[Instructions for the task] Find and return each line containing "Centrum".

= = = = = = =

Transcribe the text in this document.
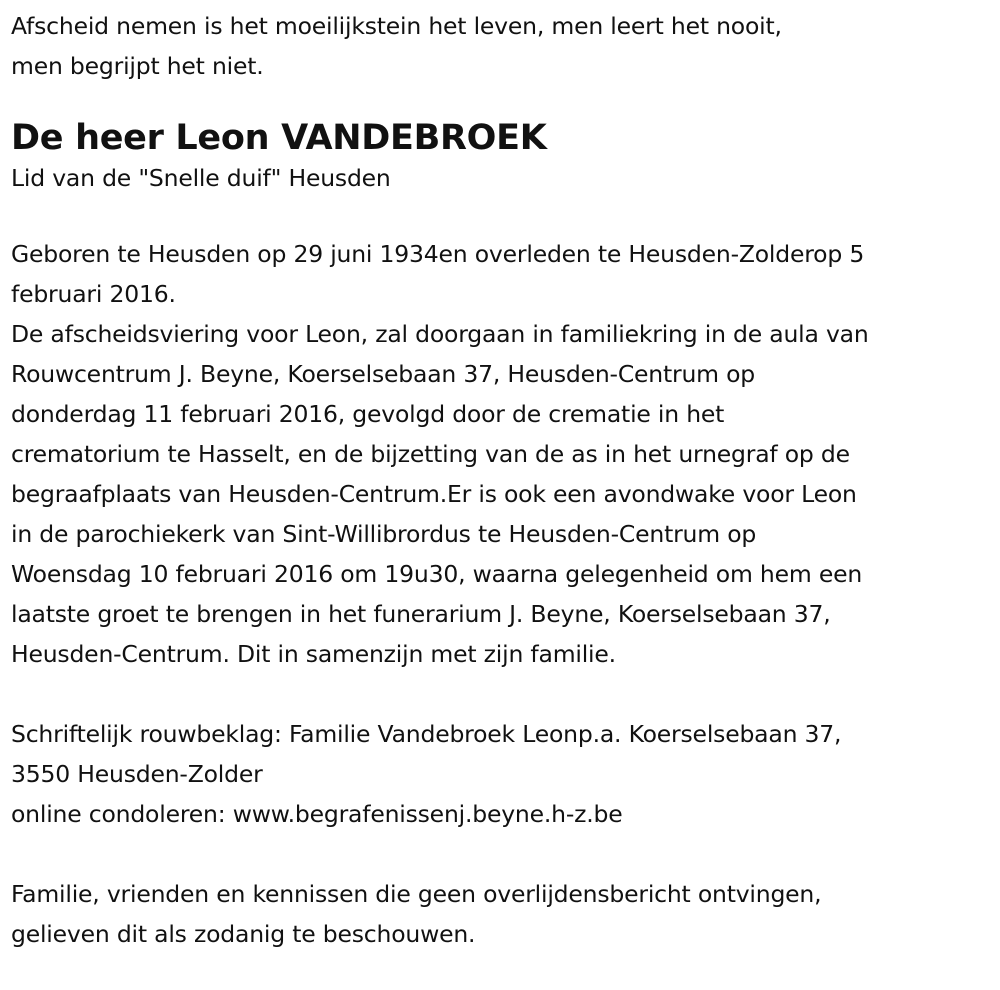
Afscheid nemen is het moeilijkstein het leven, men leert het nooit,
men begrijpt het niet.
De heer Leon VANDEBROEK
Lid van de "Snelle duif" Heusden
Geboren te Heusden op 29 juni 1934en overleden te Heusden-Zolderop 5
februari 2016.
De afscheidsviering voor Leon, zal doorgaan in familiekring in de aula van
Rouwcentrum J. Beyne, Koerselsebaan 37, Heusden-Centrum op
donderdag 11 februari 2016, gevolgd door de crematie in het
crematorium te Hasselt, en de bijzetting van de as in het urnegraf op de
begraafplaats van Heusden-Centrum.Er is ook een avondwake voor Leon
in de parochiekerk van Sint-Willibrordus te Heusden-Centrum op
Woensdag 10 februari 2016 om 19u30, waarna gelegenheid om hem een
laatste groet te brengen in het funerarium J. Beyne, Koerselsebaan 37,
Heusden-Centrum. Dit in samenzijn met zijn familie.
Schriftelijk rouwbeklag: Familie Vandebroek Leonp.a. Koerselsebaan 37,
3550 Heusden-Zolder
online condoleren: www.begrafenissenj.beyne.h-z.be
Familie, vrienden en kennissen die geen overlijdensbericht ontvingen,
gelieven dit als zodanig te beschouwen.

= = = = = = =

[Correct answer]
Rouwcentrum J. Beyne, Koerselsebaan 37, Heusden-Centrum op
begraafplaats van Heusden-Centrum.Er is ook een avondwake voor Leon
in de parochiekerk van Sint-Willibrordus te Heusden-Centrum op
Heusden-Centrum. Dit in samenzijn met zijn familie.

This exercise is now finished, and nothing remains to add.